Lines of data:
— Start —

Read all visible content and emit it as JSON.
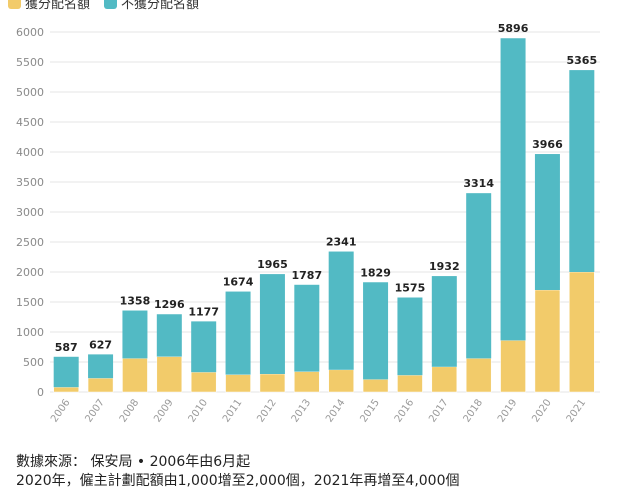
{
  "legend": {
    "items": [
      {
        "label": "獲分配名額",
        "color": "#F2CB6A"
      },
      {
        "label": "不獲分配名額",
        "color": "#52BAC4"
      }
    ]
  },
  "footer": {
    "source": "數據來源： 保安局 • 2006年由6月起",
    "note": "2020年，僱主計劃配額由1,000增至2,000個，2021年再增至4,000個"
  },
  "chart_data": {
    "type": "bar",
    "stacked": true,
    "categories": [
      "2006",
      "2007",
      "2008",
      "2009",
      "2010",
      "2011",
      "2012",
      "2013",
      "2014",
      "2015",
      "2016",
      "2017",
      "2018",
      "2019",
      "2020",
      "2021"
    ],
    "series": [
      {
        "name": "獲分配名額",
        "color": "#F2CB6A",
        "values": [
          80,
          230,
          560,
          590,
          330,
          290,
          300,
          340,
          370,
          210,
          280,
          420,
          560,
          860,
          1700,
          2000
        ]
      },
      {
        "name": "不獲分配名額",
        "color": "#52BAC4",
        "values": [
          507,
          397,
          798,
          706,
          847,
          1384,
          1665,
          1447,
          1971,
          1619,
          1295,
          1512,
          2754,
          5036,
          2266,
          3365
        ]
      }
    ],
    "totals": [
      587,
      627,
      1358,
      1296,
      1177,
      1674,
      1965,
      1787,
      2341,
      1829,
      1575,
      1932,
      3314,
      5896,
      3966,
      5365
    ],
    "yticks": [
      0,
      500,
      1000,
      1500,
      2000,
      2500,
      3000,
      3500,
      4000,
      4500,
      5000,
      5500,
      6000
    ],
    "ylim": [
      0,
      6000
    ],
    "grid": true,
    "legend_position": "top-left",
    "title": "",
    "xlabel": "",
    "ylabel": ""
  }
}
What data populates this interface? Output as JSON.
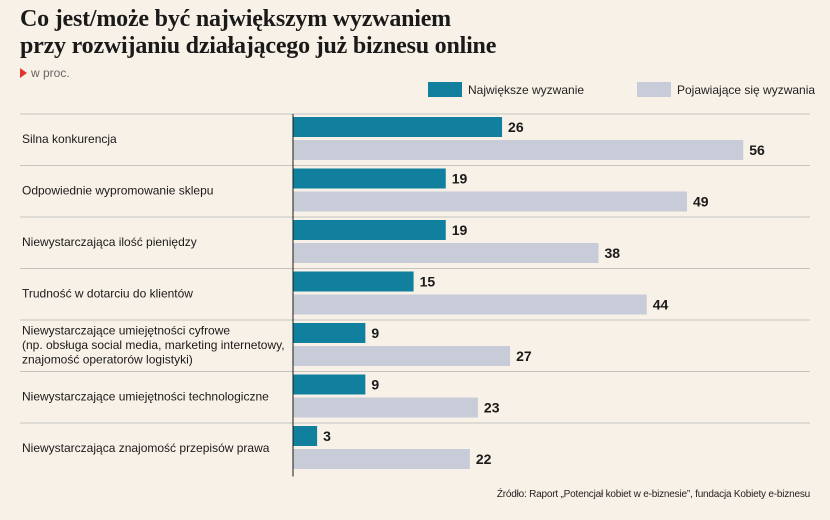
{
  "title_lines": [
    "Co jest/może być największym wyzwaniem",
    "przy rozwijaniu działającego już biznesu online"
  ],
  "subtitle": "w proc.",
  "source": "Źródło: Raport „Potencjał kobiet w e-biznesie”, fundacja Kobiety e-biznesu",
  "colors": {
    "series1": "#11809f",
    "series2": "#c8ccd8",
    "background": "#f8f1e7",
    "marker": "#e3342f"
  },
  "chart_data": {
    "type": "bar",
    "orientation": "horizontal",
    "title": "Co jest/może być największym wyzwaniem przy rozwijaniu działającego już biznesu online",
    "subtitle": "w proc.",
    "legend_position": "top-right",
    "grid": false,
    "xlim": [
      0,
      60
    ],
    "categories": [
      [
        "Silna konkurencja"
      ],
      [
        "Odpowiednie wypromowanie sklepu"
      ],
      [
        "Niewystarczająca ilość pieniędzy"
      ],
      [
        "Trudność w dotarciu do klientów"
      ],
      [
        "Niewystarczające umiejętności cyfrowe",
        "(np. obsługa social media, marketing internetowy,",
        "znajomość operatorów logistyki)"
      ],
      [
        "Niewystarczające umiejętności technologiczne"
      ],
      [
        "Niewystarczająca znajomość przepisów prawa"
      ]
    ],
    "series": [
      {
        "name": "Największe wyzwanie",
        "values": [
          26,
          19,
          19,
          15,
          9,
          9,
          3
        ]
      },
      {
        "name": "Pojawiające się wyzwania",
        "values": [
          56,
          49,
          38,
          44,
          27,
          23,
          22
        ]
      }
    ]
  }
}
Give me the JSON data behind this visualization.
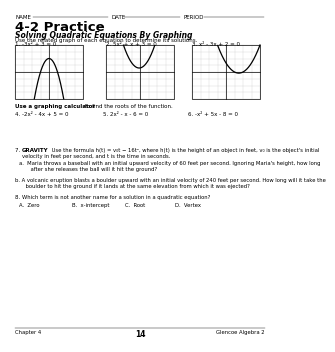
{
  "title": "4-2 Practice",
  "subtitle": "Solving Quadratic Equations By Graphing",
  "bg_color": "#ffffff",
  "section1_intro": "Use the related graph of each equation to determine its solutions.",
  "equations_graphs": [
    {
      "label": "1. -3x² + 3 = 0"
    },
    {
      "label": "2. 5x² + x + 3 = 0"
    },
    {
      "label": "3. x² - 3x + 2 = 0"
    }
  ],
  "section2_intro_bold": "Use a graphing calculator",
  "section2_intro_rest": " to find the roots of the function.",
  "equations_calc": [
    {
      "label": "4. -2x² - 4x + 5 = 0"
    },
    {
      "label": "5. 2x² - x - 6 = 0"
    },
    {
      "label": "6. -x² + 5x - 8 = 0"
    }
  ],
  "gravity_intro": "Use the formula h(t) = v₀t − 16t², where h(t) is the height of an object in feet, v₀ is the object's initial",
  "gravity_intro2": "velocity in feet per second, and t is the time in seconds.",
  "gravity_a1": "a.  Maria throws a baseball with an initial upward velocity of 60 feet per second. Ignoring Maria's height, how long",
  "gravity_a2": "    after she releases the ball will it hit the ground?",
  "gravity_b1": "b. A volcanic eruption blasts a boulder upward with an initial velocity of 240 feet per second. How long will it take the",
  "gravity_b2": "    boulder to hit the ground if it lands at the same elevation from which it was ejected?",
  "mc_text": "Which term is not another name for a solution in a quadratic equation?",
  "mc_choices": [
    "A.  Zero",
    "B.  x-intercept",
    "C.  Root",
    "D.  Vertex"
  ],
  "footer_left": "Chapter 4",
  "footer_center": "14",
  "footer_right": "Glencoe Algebra 2",
  "graph_grid_color": "#cccccc",
  "graph_axis_color": "#000000",
  "graph_curve_color": "#000000"
}
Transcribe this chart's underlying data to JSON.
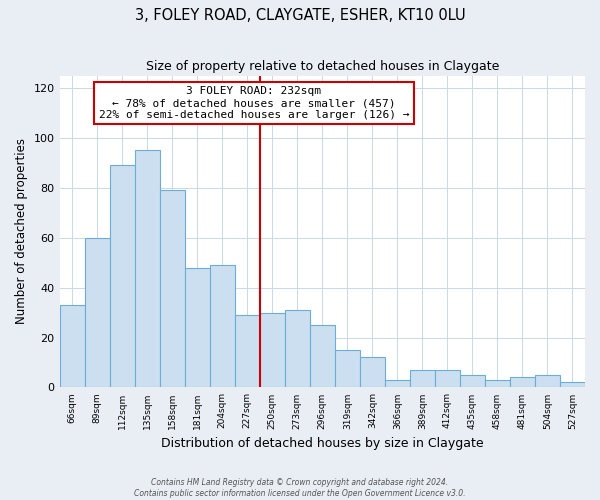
{
  "title": "3, FOLEY ROAD, CLAYGATE, ESHER, KT10 0LU",
  "subtitle": "Size of property relative to detached houses in Claygate",
  "xlabel": "Distribution of detached houses by size in Claygate",
  "ylabel": "Number of detached properties",
  "bar_labels": [
    "66sqm",
    "89sqm",
    "112sqm",
    "135sqm",
    "158sqm",
    "181sqm",
    "204sqm",
    "227sqm",
    "250sqm",
    "273sqm",
    "296sqm",
    "319sqm",
    "342sqm",
    "366sqm",
    "389sqm",
    "412sqm",
    "435sqm",
    "458sqm",
    "481sqm",
    "504sqm",
    "527sqm"
  ],
  "bar_values": [
    33,
    60,
    89,
    95,
    79,
    48,
    49,
    29,
    30,
    31,
    25,
    15,
    12,
    3,
    7,
    7,
    5,
    3,
    4,
    5,
    2
  ],
  "bar_color": "#ccdff0",
  "bar_edge_color": "#6aaed6",
  "marker_index": 7,
  "marker_label": "3 FOLEY ROAD: 232sqm",
  "marker_color": "#cc0000",
  "annotation_line1": "← 78% of detached houses are smaller (457)",
  "annotation_line2": "22% of semi-detached houses are larger (126) →",
  "annotation_box_facecolor": "#ffffff",
  "annotation_box_edgecolor": "#cc0000",
  "ylim": [
    0,
    125
  ],
  "yticks": [
    0,
    20,
    40,
    60,
    80,
    100,
    120
  ],
  "footer_line1": "Contains HM Land Registry data © Crown copyright and database right 2024.",
  "footer_line2": "Contains public sector information licensed under the Open Government Licence v3.0.",
  "bg_color": "#e8eef4",
  "plot_bg_color": "#ffffff",
  "grid_color": "#c8d8e8"
}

— End —

Each line of the material must be retyped exactly, except that images are omitted.

THE COMPLETED TASK:
Read all visible content and emit it as JSON.
{
  "legend": {
    "items": [
      {
        "label": "獲分配名額",
        "color": "#F2CB6A"
      },
      {
        "label": "不獲分配名額",
        "color": "#52BAC4"
      }
    ]
  },
  "footer": {
    "source": "數據來源： 保安局 • 2006年由6月起",
    "note": "2020年，僱主計劃配額由1,000增至2,000個，2021年再增至4,000個"
  },
  "chart_data": {
    "type": "bar",
    "stacked": true,
    "categories": [
      "2006",
      "2007",
      "2008",
      "2009",
      "2010",
      "2011",
      "2012",
      "2013",
      "2014",
      "2015",
      "2016",
      "2017",
      "2018",
      "2019",
      "2020",
      "2021"
    ],
    "series": [
      {
        "name": "獲分配名額",
        "color": "#F2CB6A",
        "values": [
          80,
          230,
          560,
          590,
          330,
          290,
          300,
          340,
          370,
          210,
          280,
          420,
          560,
          860,
          1700,
          2000
        ]
      },
      {
        "name": "不獲分配名額",
        "color": "#52BAC4",
        "values": [
          507,
          397,
          798,
          706,
          847,
          1384,
          1665,
          1447,
          1971,
          1619,
          1295,
          1512,
          2754,
          5036,
          2266,
          3365
        ]
      }
    ],
    "totals": [
      587,
      627,
      1358,
      1296,
      1177,
      1674,
      1965,
      1787,
      2341,
      1829,
      1575,
      1932,
      3314,
      5896,
      3966,
      5365
    ],
    "yticks": [
      0,
      500,
      1000,
      1500,
      2000,
      2500,
      3000,
      3500,
      4000,
      4500,
      5000,
      5500,
      6000
    ],
    "ylim": [
      0,
      6000
    ],
    "grid": true,
    "legend_position": "top-left",
    "title": "",
    "xlabel": "",
    "ylabel": ""
  }
}
What data populates this interface? Output as JSON.
{
  "title_lines": [
    "Co jest/może być największym wyzwaniem",
    "przy rozwijaniu działającego już biznesu online"
  ],
  "subtitle": "w proc.",
  "source": "Źródło: Raport „Potencjał kobiet w e-biznesie”, fundacja Kobiety e-biznesu",
  "colors": {
    "series1": "#11809f",
    "series2": "#c8ccd8",
    "background": "#f8f1e7",
    "marker": "#e3342f"
  },
  "chart_data": {
    "type": "bar",
    "orientation": "horizontal",
    "title": "Co jest/może być największym wyzwaniem przy rozwijaniu działającego już biznesu online",
    "subtitle": "w proc.",
    "legend_position": "top-right",
    "grid": false,
    "xlim": [
      0,
      60
    ],
    "categories": [
      [
        "Silna konkurencja"
      ],
      [
        "Odpowiednie wypromowanie sklepu"
      ],
      [
        "Niewystarczająca ilość pieniędzy"
      ],
      [
        "Trudność w dotarciu do klientów"
      ],
      [
        "Niewystarczające umiejętności cyfrowe",
        "(np. obsługa social media, marketing internetowy,",
        "znajomość operatorów logistyki)"
      ],
      [
        "Niewystarczające umiejętności technologiczne"
      ],
      [
        "Niewystarczająca znajomość przepisów prawa"
      ]
    ],
    "series": [
      {
        "name": "Największe wyzwanie",
        "values": [
          26,
          19,
          19,
          15,
          9,
          9,
          3
        ]
      },
      {
        "name": "Pojawiające się wyzwania",
        "values": [
          56,
          49,
          38,
          44,
          27,
          23,
          22
        ]
      }
    ]
  }
}
Give me the JSON data behind this visualization.
{
  "title": "4-2 Practice",
  "subtitle": "Solving Quadratic Equations By Graphing",
  "bg_color": "#ffffff",
  "section1_intro": "Use the related graph of each equation to determine its solutions.",
  "equations_graphs": [
    {
      "label": "1. -3x² + 3 = 0"
    },
    {
      "label": "2. 5x² + x + 3 = 0"
    },
    {
      "label": "3. x² - 3x + 2 = 0"
    }
  ],
  "section2_intro_bold": "Use a graphing calculator",
  "section2_intro_rest": " to find the roots of the function.",
  "equations_calc": [
    {
      "label": "4. -2x² - 4x + 5 = 0"
    },
    {
      "label": "5. 2x² - x - 6 = 0"
    },
    {
      "label": "6. -x² + 5x - 8 = 0"
    }
  ],
  "gravity_intro": "Use the formula h(t) = v₀t − 16t², where h(t) is the height of an object in feet, v₀ is the object's initial",
  "gravity_intro2": "velocity in feet per second, and t is the time in seconds.",
  "gravity_a1": "a.  Maria throws a baseball with an initial upward velocity of 60 feet per second. Ignoring Maria's height, how long",
  "gravity_a2": "    after she releases the ball will it hit the ground?",
  "gravity_b1": "b. A volcanic eruption blasts a boulder upward with an initial velocity of 240 feet per second. How long will it take the",
  "gravity_b2": "    boulder to hit the ground if it lands at the same elevation from which it was ejected?",
  "mc_text": "Which term is not another name for a solution in a quadratic equation?",
  "mc_choices": [
    "A.  Zero",
    "B.  x-intercept",
    "C.  Root",
    "D.  Vertex"
  ],
  "footer_left": "Chapter 4",
  "footer_center": "14",
  "footer_right": "Glencoe Algebra 2",
  "graph_grid_color": "#cccccc",
  "graph_axis_color": "#000000",
  "graph_curve_color": "#000000"
}
Transcribe this chart's underlying data to JSON.
{
  "title": "3, FOLEY ROAD, CLAYGATE, ESHER, KT10 0LU",
  "subtitle": "Size of property relative to detached houses in Claygate",
  "xlabel": "Distribution of detached houses by size in Claygate",
  "ylabel": "Number of detached properties",
  "bar_labels": [
    "66sqm",
    "89sqm",
    "112sqm",
    "135sqm",
    "158sqm",
    "181sqm",
    "204sqm",
    "227sqm",
    "250sqm",
    "273sqm",
    "296sqm",
    "319sqm",
    "342sqm",
    "366sqm",
    "389sqm",
    "412sqm",
    "435sqm",
    "458sqm",
    "481sqm",
    "504sqm",
    "527sqm"
  ],
  "bar_values": [
    33,
    60,
    89,
    95,
    79,
    48,
    49,
    29,
    30,
    31,
    25,
    15,
    12,
    3,
    7,
    7,
    5,
    3,
    4,
    5,
    2
  ],
  "bar_color": "#ccdff0",
  "bar_edge_color": "#6aaed6",
  "marker_index": 7,
  "marker_label": "3 FOLEY ROAD: 232sqm",
  "marker_color": "#cc0000",
  "annotation_line1": "← 78% of detached houses are smaller (457)",
  "annotation_line2": "22% of semi-detached houses are larger (126) →",
  "annotation_box_facecolor": "#ffffff",
  "annotation_box_edgecolor": "#cc0000",
  "ylim": [
    0,
    125
  ],
  "yticks": [
    0,
    20,
    40,
    60,
    80,
    100,
    120
  ],
  "footer_line1": "Contains HM Land Registry data © Crown copyright and database right 2024.",
  "footer_line2": "Contains public sector information licensed under the Open Government Licence v3.0.",
  "bg_color": "#e8eef4",
  "plot_bg_color": "#ffffff",
  "grid_color": "#c8d8e8"
}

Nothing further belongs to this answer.